Problem details:
Your task is to print every entry below exactly as given.

Excerpted records:
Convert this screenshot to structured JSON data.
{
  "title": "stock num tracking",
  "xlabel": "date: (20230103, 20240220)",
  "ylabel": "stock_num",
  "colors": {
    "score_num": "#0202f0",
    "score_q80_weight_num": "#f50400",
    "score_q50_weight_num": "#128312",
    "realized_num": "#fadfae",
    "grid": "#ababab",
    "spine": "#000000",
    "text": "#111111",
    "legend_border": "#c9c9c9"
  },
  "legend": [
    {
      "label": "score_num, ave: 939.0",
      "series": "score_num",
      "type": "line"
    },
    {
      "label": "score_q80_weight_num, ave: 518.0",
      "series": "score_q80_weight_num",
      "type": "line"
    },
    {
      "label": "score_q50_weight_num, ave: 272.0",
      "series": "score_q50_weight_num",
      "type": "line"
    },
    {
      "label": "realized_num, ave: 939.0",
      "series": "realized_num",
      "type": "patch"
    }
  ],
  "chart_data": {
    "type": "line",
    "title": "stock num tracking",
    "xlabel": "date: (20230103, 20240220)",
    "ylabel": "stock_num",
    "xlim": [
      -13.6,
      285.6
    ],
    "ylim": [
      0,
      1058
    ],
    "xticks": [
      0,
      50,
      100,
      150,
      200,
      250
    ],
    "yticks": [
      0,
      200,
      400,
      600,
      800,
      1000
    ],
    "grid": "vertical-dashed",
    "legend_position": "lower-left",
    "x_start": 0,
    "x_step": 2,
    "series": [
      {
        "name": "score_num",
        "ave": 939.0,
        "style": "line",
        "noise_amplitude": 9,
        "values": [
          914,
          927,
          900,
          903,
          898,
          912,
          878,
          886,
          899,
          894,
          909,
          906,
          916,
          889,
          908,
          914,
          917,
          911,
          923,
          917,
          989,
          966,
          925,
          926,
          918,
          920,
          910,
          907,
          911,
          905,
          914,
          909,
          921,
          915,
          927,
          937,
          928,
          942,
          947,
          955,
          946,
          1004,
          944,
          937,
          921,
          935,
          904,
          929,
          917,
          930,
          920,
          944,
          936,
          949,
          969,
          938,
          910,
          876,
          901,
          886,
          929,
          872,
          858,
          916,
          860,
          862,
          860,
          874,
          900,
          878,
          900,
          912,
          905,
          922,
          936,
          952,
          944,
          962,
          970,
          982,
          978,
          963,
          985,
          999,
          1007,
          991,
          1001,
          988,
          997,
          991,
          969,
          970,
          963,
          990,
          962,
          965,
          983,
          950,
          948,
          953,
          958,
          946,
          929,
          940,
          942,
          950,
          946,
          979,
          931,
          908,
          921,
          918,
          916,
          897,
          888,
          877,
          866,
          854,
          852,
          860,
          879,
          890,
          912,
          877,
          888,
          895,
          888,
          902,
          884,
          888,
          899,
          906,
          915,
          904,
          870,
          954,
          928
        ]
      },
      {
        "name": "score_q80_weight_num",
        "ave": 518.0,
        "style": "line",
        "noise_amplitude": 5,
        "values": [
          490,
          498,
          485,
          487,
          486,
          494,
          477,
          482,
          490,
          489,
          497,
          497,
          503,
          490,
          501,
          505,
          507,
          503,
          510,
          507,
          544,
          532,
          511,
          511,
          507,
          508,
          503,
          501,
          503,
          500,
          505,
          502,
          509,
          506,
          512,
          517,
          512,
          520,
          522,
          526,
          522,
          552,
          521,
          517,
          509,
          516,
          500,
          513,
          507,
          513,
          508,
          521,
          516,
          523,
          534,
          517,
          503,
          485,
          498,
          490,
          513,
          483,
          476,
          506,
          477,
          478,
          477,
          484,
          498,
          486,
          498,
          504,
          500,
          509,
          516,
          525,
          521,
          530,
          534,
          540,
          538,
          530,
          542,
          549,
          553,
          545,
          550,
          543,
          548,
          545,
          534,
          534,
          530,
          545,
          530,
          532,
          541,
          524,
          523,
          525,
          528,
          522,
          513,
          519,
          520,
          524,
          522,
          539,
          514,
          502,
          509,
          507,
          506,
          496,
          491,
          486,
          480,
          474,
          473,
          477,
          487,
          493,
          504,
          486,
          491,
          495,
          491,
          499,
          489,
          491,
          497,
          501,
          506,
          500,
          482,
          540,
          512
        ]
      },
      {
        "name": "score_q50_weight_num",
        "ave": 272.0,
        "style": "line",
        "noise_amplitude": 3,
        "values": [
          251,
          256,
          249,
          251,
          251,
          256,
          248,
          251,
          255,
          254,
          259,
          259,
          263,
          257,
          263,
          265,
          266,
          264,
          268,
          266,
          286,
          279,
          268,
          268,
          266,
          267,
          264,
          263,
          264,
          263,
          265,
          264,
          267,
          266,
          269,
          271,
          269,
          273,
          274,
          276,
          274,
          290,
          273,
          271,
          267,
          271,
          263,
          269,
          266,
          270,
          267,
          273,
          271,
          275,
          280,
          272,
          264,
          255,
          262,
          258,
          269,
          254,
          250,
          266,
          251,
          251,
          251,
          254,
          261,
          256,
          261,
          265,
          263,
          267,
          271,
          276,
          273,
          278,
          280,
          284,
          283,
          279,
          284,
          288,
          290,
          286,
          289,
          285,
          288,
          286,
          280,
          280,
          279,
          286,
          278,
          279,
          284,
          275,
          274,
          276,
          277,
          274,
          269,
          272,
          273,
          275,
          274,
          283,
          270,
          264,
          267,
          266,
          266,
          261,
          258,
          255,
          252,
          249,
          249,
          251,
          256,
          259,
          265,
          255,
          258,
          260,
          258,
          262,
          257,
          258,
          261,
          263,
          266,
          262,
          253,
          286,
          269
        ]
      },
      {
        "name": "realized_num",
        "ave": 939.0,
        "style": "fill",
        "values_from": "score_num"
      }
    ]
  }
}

Exercise solution:
Convert this screenshot to structured JSON data.
{
  "title": "stock num tracking",
  "xlabel": "date: (20230103, 20240220)",
  "ylabel": "stock_num",
  "colors": {
    "score_num": "#0202f0",
    "score_q80_weight_num": "#f50400",
    "score_q50_weight_num": "#128312",
    "realized_num": "#fadfae",
    "grid": "#ababab",
    "spine": "#000000",
    "text": "#111111",
    "legend_border": "#c9c9c9"
  },
  "legend": [
    {
      "label": "score_num, ave: 939.0",
      "series": "score_num",
      "type": "line"
    },
    {
      "label": "score_q80_weight_num, ave: 518.0",
      "series": "score_q80_weight_num",
      "type": "line"
    },
    {
      "label": "score_q50_weight_num, ave: 272.0",
      "series": "score_q50_weight_num",
      "type": "line"
    },
    {
      "label": "realized_num, ave: 939.0",
      "series": "realized_num",
      "type": "patch"
    }
  ],
  "chart_data": {
    "type": "line",
    "title": "stock num tracking",
    "xlabel": "date: (20230103, 20240220)",
    "ylabel": "stock_num",
    "xlim": [
      -13.6,
      285.6
    ],
    "ylim": [
      0,
      1058
    ],
    "xticks": [
      0,
      50,
      100,
      150,
      200,
      250
    ],
    "yticks": [
      0,
      200,
      400,
      600,
      800,
      1000
    ],
    "grid": "vertical-dashed",
    "legend_position": "lower-left",
    "x_start": 0,
    "x_step": 2,
    "series": [
      {
        "name": "score_num",
        "ave": 939.0,
        "style": "line",
        "noise_amplitude": 9,
        "values": [
          914,
          927,
          900,
          903,
          898,
          912,
          878,
          886,
          899,
          894,
          909,
          906,
          916,
          889,
          908,
          914,
          917,
          911,
          923,
          917,
          989,
          966,
          925,
          926,
          918,
          920,
          910,
          907,
          911,
          905,
          914,
          909,
          921,
          915,
          927,
          937,
          928,
          942,
          947,
          955,
          946,
          1004,
          944,
          937,
          921,
          935,
          904,
          929,
          917,
          930,
          920,
          944,
          936,
          949,
          969,
          938,
          910,
          876,
          901,
          886,
          929,
          872,
          858,
          916,
          860,
          862,
          860,
          874,
          900,
          878,
          900,
          912,
          905,
          922,
          936,
          952,
          944,
          962,
          970,
          982,
          978,
          963,
          985,
          999,
          1007,
          991,
          1001,
          988,
          997,
          991,
          969,
          970,
          963,
          990,
          962,
          965,
          983,
          950,
          948,
          953,
          958,
          946,
          929,
          940,
          942,
          950,
          946,
          979,
          931,
          908,
          921,
          918,
          916,
          897,
          888,
          877,
          866,
          854,
          852,
          860,
          879,
          890,
          912,
          877,
          888,
          895,
          888,
          902,
          884,
          888,
          899,
          906,
          915,
          904,
          870,
          954,
          928
        ]
      },
      {
        "name": "score_q80_weight_num",
        "ave": 518.0,
        "style": "line",
        "noise_amplitude": 5,
        "values": [
          490,
          498,
          485,
          487,
          486,
          494,
          477,
          482,
          490,
          489,
          497,
          497,
          503,
          490,
          501,
          505,
          507,
          503,
          510,
          507,
          544,
          532,
          511,
          511,
          507,
          508,
          503,
          501,
          503,
          500,
          505,
          502,
          509,
          506,
          512,
          517,
          512,
          520,
          522,
          526,
          522,
          552,
          521,
          517,
          509,
          516,
          500,
          513,
          507,
          513,
          508,
          521,
          516,
          523,
          534,
          517,
          503,
          485,
          498,
          490,
          513,
          483,
          476,
          506,
          477,
          478,
          477,
          484,
          498,
          486,
          498,
          504,
          500,
          509,
          516,
          525,
          521,
          530,
          534,
          540,
          538,
          530,
          542,
          549,
          553,
          545,
          550,
          543,
          548,
          545,
          534,
          534,
          530,
          545,
          530,
          532,
          541,
          524,
          523,
          525,
          528,
          522,
          513,
          519,
          520,
          524,
          522,
          539,
          514,
          502,
          509,
          507,
          506,
          496,
          491,
          486,
          480,
          474,
          473,
          477,
          487,
          493,
          504,
          486,
          491,
          495,
          491,
          499,
          489,
          491,
          497,
          501,
          506,
          500,
          482,
          540,
          512
        ]
      },
      {
        "name": "score_q50_weight_num",
        "ave": 272.0,
        "style": "line",
        "noise_amplitude": 3,
        "values": [
          251,
          256,
          249,
          251,
          251,
          256,
          248,
          251,
          255,
          254,
          259,
          259,
          263,
          257,
          263,
          265,
          266,
          264,
          268,
          266,
          286,
          279,
          268,
          268,
          266,
          267,
          264,
          263,
          264,
          263,
          265,
          264,
          267,
          266,
          269,
          271,
          269,
          273,
          274,
          276,
          274,
          290,
          273,
          271,
          267,
          271,
          263,
          269,
          266,
          270,
          267,
          273,
          271,
          275,
          280,
          272,
          264,
          255,
          262,
          258,
          269,
          254,
          250,
          266,
          251,
          251,
          251,
          254,
          261,
          256,
          261,
          265,
          263,
          267,
          271,
          276,
          273,
          278,
          280,
          284,
          283,
          279,
          284,
          288,
          290,
          286,
          289,
          285,
          288,
          286,
          280,
          280,
          279,
          286,
          278,
          279,
          284,
          275,
          274,
          276,
          277,
          274,
          269,
          272,
          273,
          275,
          274,
          283,
          270,
          264,
          267,
          266,
          266,
          261,
          258,
          255,
          252,
          249,
          249,
          251,
          256,
          259,
          265,
          255,
          258,
          260,
          258,
          262,
          257,
          258,
          261,
          263,
          266,
          262,
          253,
          286,
          269
        ]
      },
      {
        "name": "realized_num",
        "ave": 939.0,
        "style": "fill",
        "values_from": "score_num"
      }
    ]
  }
}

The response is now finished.